**PROBLEM TO WORK ON:** Your answer should be one number: how many lines of the records hold the string "screenshot".

**RECORDS PROVIDED:**

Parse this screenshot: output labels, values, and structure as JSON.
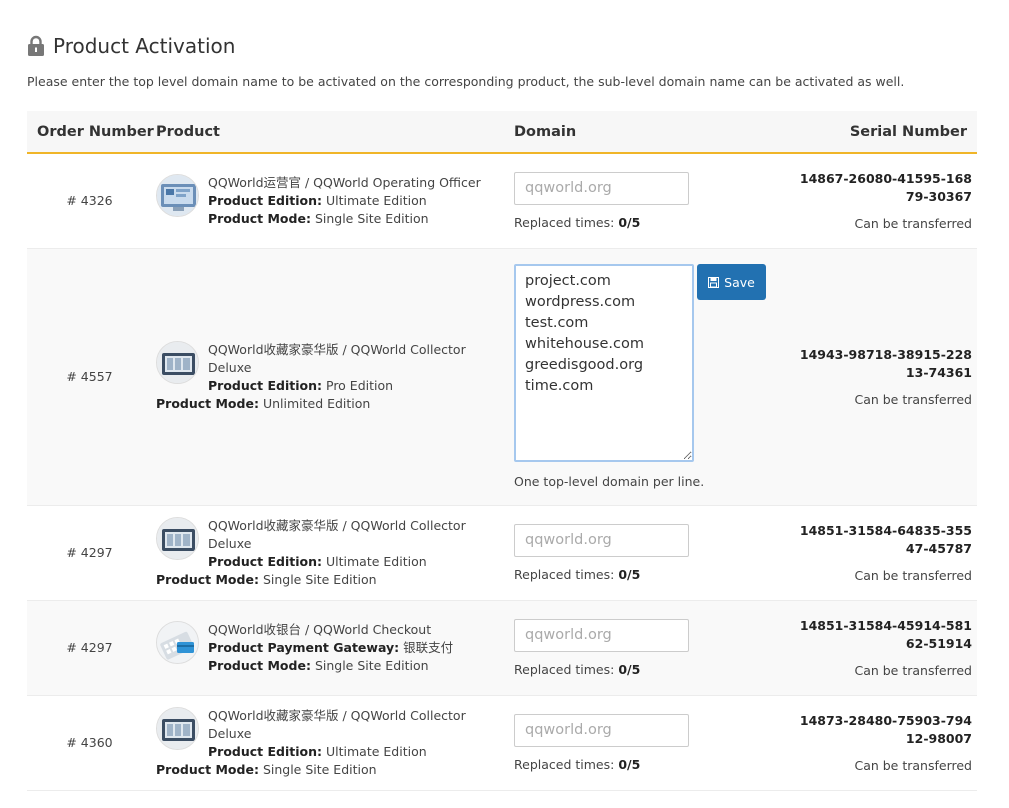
{
  "page": {
    "title": "Product Activation",
    "intro": "Please enter the top level domain name to be activated on the corresponding product, the sub-level domain name can be activated as well."
  },
  "table": {
    "headers": {
      "order": "Order Number",
      "product": "Product",
      "domain": "Domain",
      "serial": "Serial Number"
    },
    "labels": {
      "edition": "Product Edition:",
      "mode": "Product Mode:",
      "gateway": "Product Payment Gateway:",
      "replaced": "Replaced times:",
      "transfer": "Can be transferred",
      "save": "Save",
      "hint": "One top-level domain per line."
    },
    "rows": [
      {
        "order": "# 4326",
        "name": "QQWorld运营官 / QQWorld Operating Officer",
        "edition": "Ultimate Edition",
        "mode": "Single Site Edition",
        "placeholder": "qqworld.org",
        "replaced": "0/5",
        "serial": "14867-26080-41595-16879-30367"
      },
      {
        "order": "# 4557",
        "name_line1": "QQWorld收藏家豪华版 / QQWorld Collector",
        "name_line2": "Deluxe",
        "edition": "Pro Edition",
        "mode": "Unlimited Edition",
        "domains": "project.com\nwordpress.com\ntest.com\nwhitehouse.com\ngreedisgood.org\ntime.com",
        "serial": "14943-98718-38915-22813-74361"
      },
      {
        "order": "# 4297",
        "name_line1": "QQWorld收藏家豪华版 / QQWorld Collector",
        "name_line2": "Deluxe",
        "edition": "Ultimate Edition",
        "mode": "Single Site Edition",
        "placeholder": "qqworld.org",
        "replaced": "0/5",
        "serial": "14851-31584-64835-35547-45787"
      },
      {
        "order": "# 4297",
        "name": "QQWorld收银台 / QQWorld Checkout",
        "gateway": "银联支付",
        "mode": "Single Site Edition",
        "placeholder": "qqworld.org",
        "replaced": "0/5",
        "serial": "14851-31584-45914-58162-51914"
      },
      {
        "order": "# 4360",
        "name_line1": "QQWorld收藏家豪华版 / QQWorld Collector",
        "name_line2": "Deluxe",
        "edition": "Ultimate Edition",
        "mode": "Single Site Edition",
        "placeholder": "qqworld.org",
        "replaced": "0/5",
        "serial": "14873-28480-75903-79412-98007"
      }
    ]
  },
  "icons": {
    "title": "lock-icon",
    "save": "save-icon",
    "product_officer": "officer-thumbnail",
    "product_collector": "collector-thumbnail",
    "product_checkout": "checkout-thumbnail"
  },
  "colors": {
    "header_border": "#f0b528",
    "save_button": "#2271b1",
    "textarea_focus": "#a6c8ee"
  }
}
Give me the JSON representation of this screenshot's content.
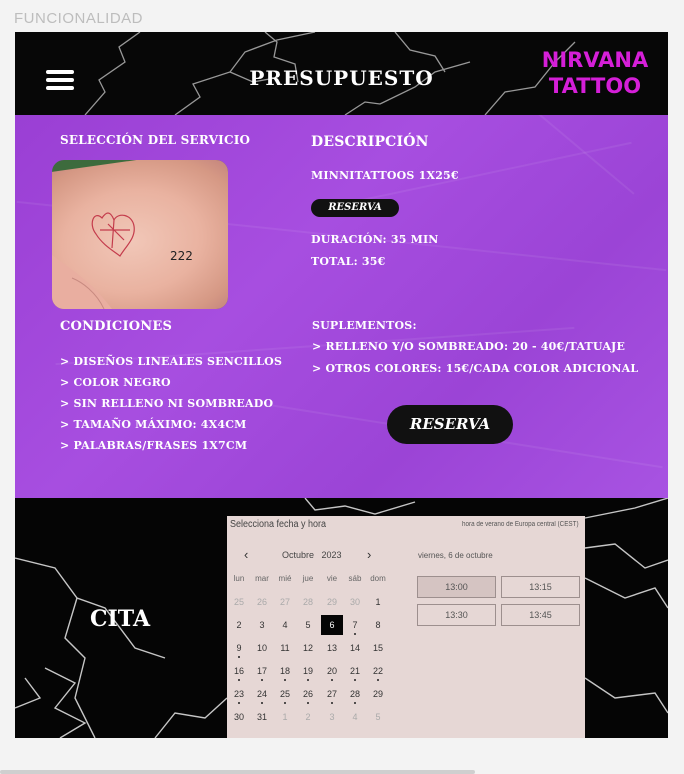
{
  "page": {
    "caption": "FUNCIONALIDAD"
  },
  "header": {
    "title": "PRESUPUESTO",
    "logo_line1": "NIRVANA",
    "logo_line2": "TATTOO"
  },
  "service": {
    "section_label": "SELECCIÓN DEL SERVICIO",
    "description_label": "DESCRIPCIÓN",
    "description": "MINNITATTOOS 1X25€",
    "reserve_small": "RESERVA",
    "duration": "DURACIÓN: 35 MIN",
    "total": "TOTAL: 35€",
    "photo_text": "222"
  },
  "conditions": {
    "title": "CONDICIONES",
    "items": [
      "> DISEÑOS LINEALES SENCILLOS",
      "> COLOR NEGRO",
      "> SIN RELLENO NI SOMBREADO",
      "> TAMAÑO MÁXIMO: 4X4CM",
      "> PALABRAS/FRASES 1X7CM"
    ]
  },
  "supplements": {
    "title": "SUPLEMENTOS:",
    "items": [
      "> RELLENO Y/O SOMBREADO: 20 - 40€/TATUAJE",
      "> OTROS COLORES: 15€/CADA COLOR ADICIONAL"
    ],
    "reserve_big": "RESERVA"
  },
  "cita": {
    "label": "CITA",
    "calendar": {
      "title": "Selecciona fecha y hora",
      "timezone": "hora de verano de Europa central (CEST)",
      "month": "Octubre",
      "year": "2023",
      "weekdays": [
        "lun",
        "mar",
        "mié",
        "jue",
        "vie",
        "sáb",
        "dom"
      ],
      "weeks": [
        [
          "25",
          "26",
          "27",
          "28",
          "29",
          "30",
          "1"
        ],
        [
          "2",
          "3",
          "4",
          "5",
          "6",
          "7",
          "8"
        ],
        [
          "9",
          "10",
          "11",
          "12",
          "13",
          "14",
          "15"
        ],
        [
          "16",
          "17",
          "18",
          "19",
          "20",
          "21",
          "22"
        ],
        [
          "23",
          "24",
          "25",
          "26",
          "27",
          "28",
          "29"
        ],
        [
          "30",
          "31",
          "1",
          "2",
          "3",
          "4",
          "5"
        ]
      ],
      "selected_date_label": "viernes, 6 de octubre",
      "selected_day": "6",
      "slots": [
        "13:00",
        "13:15",
        "13:30",
        "13:45"
      ]
    }
  }
}
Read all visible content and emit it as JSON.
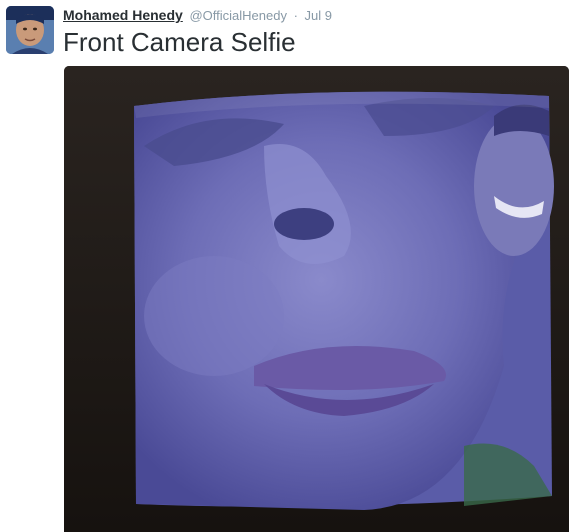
{
  "tweet": {
    "fullname": "Mohamed Henedy",
    "handle": "@OfficialHenedy",
    "separator": "·",
    "timestamp": "Jul 9",
    "text": "Front Camera Selfie"
  },
  "icons": {
    "avatar": "profile-photo",
    "media": "photo-of-face-on-crt-tv-screen"
  },
  "colors": {
    "text": "#292f33",
    "secondary": "#8899a6",
    "screen_blue": "#6e6fb8"
  }
}
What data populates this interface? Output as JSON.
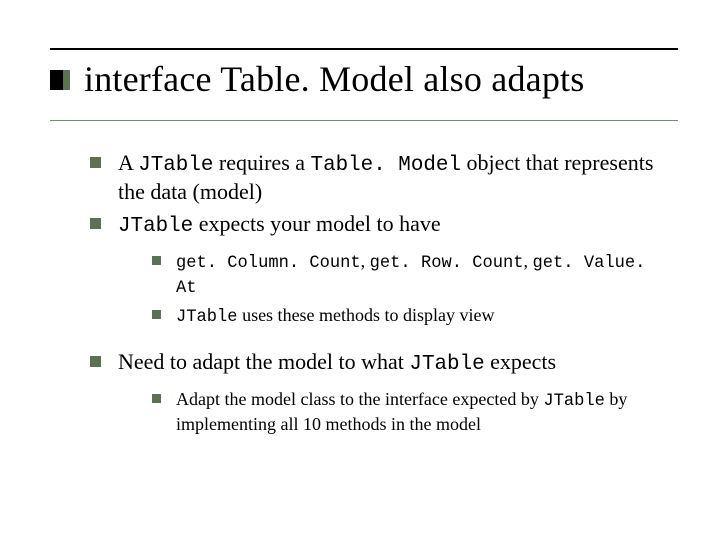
{
  "title": "interface Table. Model also adapts",
  "bullets": {
    "b1": {
      "p1": "A ",
      "c1": "JTable",
      "p2": " requires a ",
      "c2": "Table. Model",
      "p3": " object that represents the data (model)"
    },
    "b2": {
      "c1": "JTable",
      "p1": " expects your model to have"
    },
    "b2_sub": {
      "s1": {
        "c1": "get. Column. Count",
        "sep1": ", ",
        "c2": "get. Row. Count",
        "sep2": ", ",
        "c3": "get. Value. At"
      },
      "s2": {
        "c1": "JTable",
        "p1": " uses these methods to display view"
      }
    },
    "b3": {
      "p1": "Need to adapt the model to what ",
      "c1": "JTable",
      "p2": " expects"
    },
    "b3_sub": {
      "s1": {
        "p1": "Adapt the model class to the interface expected by ",
        "c1": "JTable",
        "p2": " by implementing all 10 methods in the model"
      }
    }
  }
}
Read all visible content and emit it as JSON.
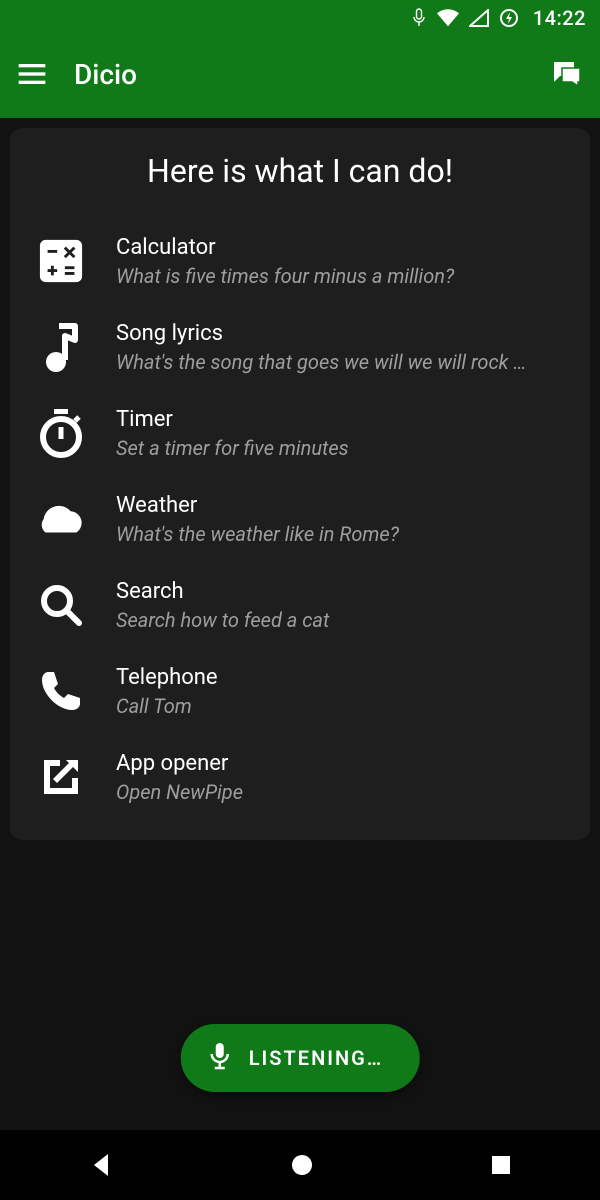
{
  "statusbar": {
    "time": "14:22"
  },
  "appbar": {
    "title": "Dicio"
  },
  "card": {
    "heading": "Here is what I can do!"
  },
  "skills": [
    {
      "title": "Calculator",
      "subtitle": "What is five times four minus a million?"
    },
    {
      "title": "Song lyrics",
      "subtitle": "What's the song that goes we will we will rock …"
    },
    {
      "title": "Timer",
      "subtitle": "Set a timer for five minutes"
    },
    {
      "title": "Weather",
      "subtitle": "What's the weather like in Rome?"
    },
    {
      "title": "Search",
      "subtitle": "Search how to feed a cat"
    },
    {
      "title": "Telephone",
      "subtitle": "Call Tom"
    },
    {
      "title": "App opener",
      "subtitle": "Open NewPipe"
    }
  ],
  "listen": {
    "label": "LISTENING…"
  }
}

**EXERCISE ANSWER:** 2